*Records for processing*

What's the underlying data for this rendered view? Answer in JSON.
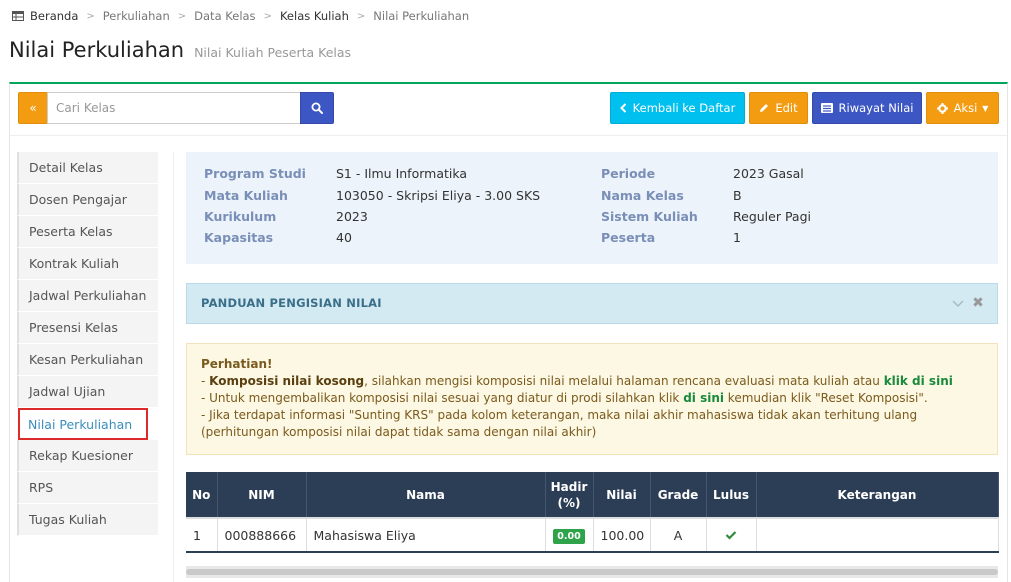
{
  "breadcrumb": {
    "items": [
      "Beranda",
      "Perkuliahan",
      "Data Kelas",
      "Kelas Kuliah",
      "Nilai Perkuliahan"
    ]
  },
  "header": {
    "title": "Nilai Perkuliahan",
    "subtitle": "Nilai Kuliah Peserta Kelas"
  },
  "toolbar": {
    "search_placeholder": "Cari Kelas",
    "search_value": "",
    "back_label": "Kembali ke Daftar",
    "edit_label": "Edit",
    "history_label": "Riwayat Nilai",
    "action_label": "Aksi"
  },
  "sidebar": {
    "items": [
      {
        "label": "Detail Kelas",
        "active": false
      },
      {
        "label": "Dosen Pengajar",
        "active": false
      },
      {
        "label": "Peserta Kelas",
        "active": false
      },
      {
        "label": "Kontrak Kuliah",
        "active": false
      },
      {
        "label": "Jadwal Perkuliahan",
        "active": false
      },
      {
        "label": "Presensi Kelas",
        "active": false
      },
      {
        "label": "Kesan Perkuliahan",
        "active": false
      },
      {
        "label": "Jadwal Ujian",
        "active": false
      },
      {
        "label": "Nilai Perkuliahan",
        "active": true
      },
      {
        "label": "Rekap Kuesioner",
        "active": false
      },
      {
        "label": "RPS",
        "active": false
      },
      {
        "label": "Tugas Kuliah",
        "active": false
      }
    ]
  },
  "info": {
    "program_studi_label": "Program Studi",
    "program_studi": "S1 - Ilmu Informatika",
    "mata_kuliah_label": "Mata Kuliah",
    "mata_kuliah": "103050 - Skripsi Eliya - 3.00 SKS",
    "kurikulum_label": "Kurikulum",
    "kurikulum": "2023",
    "kapasitas_label": "Kapasitas",
    "kapasitas": "40",
    "periode_label": "Periode",
    "periode": "2023 Gasal",
    "nama_kelas_label": "Nama Kelas",
    "nama_kelas": "B",
    "sistem_kuliah_label": "Sistem Kuliah",
    "sistem_kuliah": "Reguler Pagi",
    "peserta_label": "Peserta",
    "peserta": "1"
  },
  "guide": {
    "title": "PANDUAN PENGISIAN NILAI"
  },
  "alert": {
    "title": "Perhatian!",
    "line1_prefix": "- ",
    "line1_strong": "Komposisi nilai kosong",
    "line1_text": ", silahkan mengisi komposisi nilai melalui halaman rencana evaluasi mata kuliah atau ",
    "line1_link": "klik di sini",
    "line2_text": "- Untuk mengembalikan komposisi nilai sesuai yang diatur di prodi silahkan klik ",
    "line2_link": "di sini",
    "line2_suffix": " kemudian klik \"Reset Komposisi\".",
    "line3_text": "- Jika terdapat informasi \"Sunting KRS\" pada kolom keterangan, maka nilai akhir mahasiswa tidak akan terhitung ulang (perhitungan komposisi nilai dapat tidak sama dengan nilai akhir)"
  },
  "table": {
    "headers": {
      "no": "No",
      "nim": "NIM",
      "nama": "Nama",
      "hadir_1": "Hadir",
      "hadir_2": "(%)",
      "nilai": "Nilai",
      "grade": "Grade",
      "lulus": "Lulus",
      "keterangan": "Keterangan"
    },
    "rows": [
      {
        "no": "1",
        "nim": "000888666",
        "nama": "Mahasiswa Eliya",
        "hadir": "0.00",
        "nilai": "100.00",
        "grade": "A",
        "lulus": "check-icon",
        "keterangan": ""
      }
    ]
  },
  "colors": {
    "accent_green": "#00a65a",
    "orange": "#f39c12",
    "cyan": "#00c0ef",
    "indigo": "#3c56c4",
    "table_header": "#2c3e55",
    "active_border": "#dd2b2b"
  }
}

*Task brief*
Across the entries, how many lines hold the word "keterangan"? Say only the number.

*Result of this task*
3